Task objective: Across the entries below, how many lines contain the word "color"? Give the number alone.

# START OF Records provided

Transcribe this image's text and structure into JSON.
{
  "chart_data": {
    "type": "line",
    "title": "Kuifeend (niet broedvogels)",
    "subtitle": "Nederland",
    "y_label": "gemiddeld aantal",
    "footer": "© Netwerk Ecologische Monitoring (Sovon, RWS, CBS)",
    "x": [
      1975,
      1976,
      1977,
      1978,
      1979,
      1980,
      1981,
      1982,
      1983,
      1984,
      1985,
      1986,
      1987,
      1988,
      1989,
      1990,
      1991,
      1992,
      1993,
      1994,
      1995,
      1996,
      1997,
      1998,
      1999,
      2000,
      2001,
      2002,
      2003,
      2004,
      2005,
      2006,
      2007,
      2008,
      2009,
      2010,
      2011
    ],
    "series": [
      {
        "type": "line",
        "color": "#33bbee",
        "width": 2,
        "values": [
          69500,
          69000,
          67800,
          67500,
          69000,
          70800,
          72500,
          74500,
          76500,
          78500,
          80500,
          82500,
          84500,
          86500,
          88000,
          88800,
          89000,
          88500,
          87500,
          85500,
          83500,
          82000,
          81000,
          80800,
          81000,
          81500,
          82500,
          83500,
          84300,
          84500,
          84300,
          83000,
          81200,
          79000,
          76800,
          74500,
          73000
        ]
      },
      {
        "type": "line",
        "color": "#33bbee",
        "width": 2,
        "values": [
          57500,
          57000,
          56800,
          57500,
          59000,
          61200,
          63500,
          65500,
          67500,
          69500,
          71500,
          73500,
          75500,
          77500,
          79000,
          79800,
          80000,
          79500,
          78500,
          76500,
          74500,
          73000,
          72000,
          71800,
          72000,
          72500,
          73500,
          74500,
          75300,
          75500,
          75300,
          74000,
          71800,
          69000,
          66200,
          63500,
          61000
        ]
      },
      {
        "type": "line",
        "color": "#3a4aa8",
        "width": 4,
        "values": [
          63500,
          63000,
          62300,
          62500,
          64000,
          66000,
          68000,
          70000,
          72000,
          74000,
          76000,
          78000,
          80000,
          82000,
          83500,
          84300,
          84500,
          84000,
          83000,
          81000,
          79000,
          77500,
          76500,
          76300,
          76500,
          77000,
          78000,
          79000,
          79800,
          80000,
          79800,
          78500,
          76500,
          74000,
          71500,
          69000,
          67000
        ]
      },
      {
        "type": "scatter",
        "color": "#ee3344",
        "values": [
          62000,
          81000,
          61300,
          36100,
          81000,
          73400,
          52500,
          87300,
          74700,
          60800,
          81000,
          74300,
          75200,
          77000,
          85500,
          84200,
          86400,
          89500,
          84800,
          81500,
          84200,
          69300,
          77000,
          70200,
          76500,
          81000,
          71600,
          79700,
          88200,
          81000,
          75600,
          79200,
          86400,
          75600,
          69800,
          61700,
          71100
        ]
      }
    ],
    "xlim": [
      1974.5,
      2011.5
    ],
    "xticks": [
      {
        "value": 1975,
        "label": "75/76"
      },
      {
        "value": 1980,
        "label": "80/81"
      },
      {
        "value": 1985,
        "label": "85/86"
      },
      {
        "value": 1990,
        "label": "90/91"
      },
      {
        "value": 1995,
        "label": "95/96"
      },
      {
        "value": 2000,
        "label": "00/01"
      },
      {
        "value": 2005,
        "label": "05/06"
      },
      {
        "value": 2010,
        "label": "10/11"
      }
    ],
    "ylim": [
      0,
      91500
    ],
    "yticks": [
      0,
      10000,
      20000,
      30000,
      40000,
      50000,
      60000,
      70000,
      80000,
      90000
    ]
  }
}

# END OF Records provided

Expected answer: 4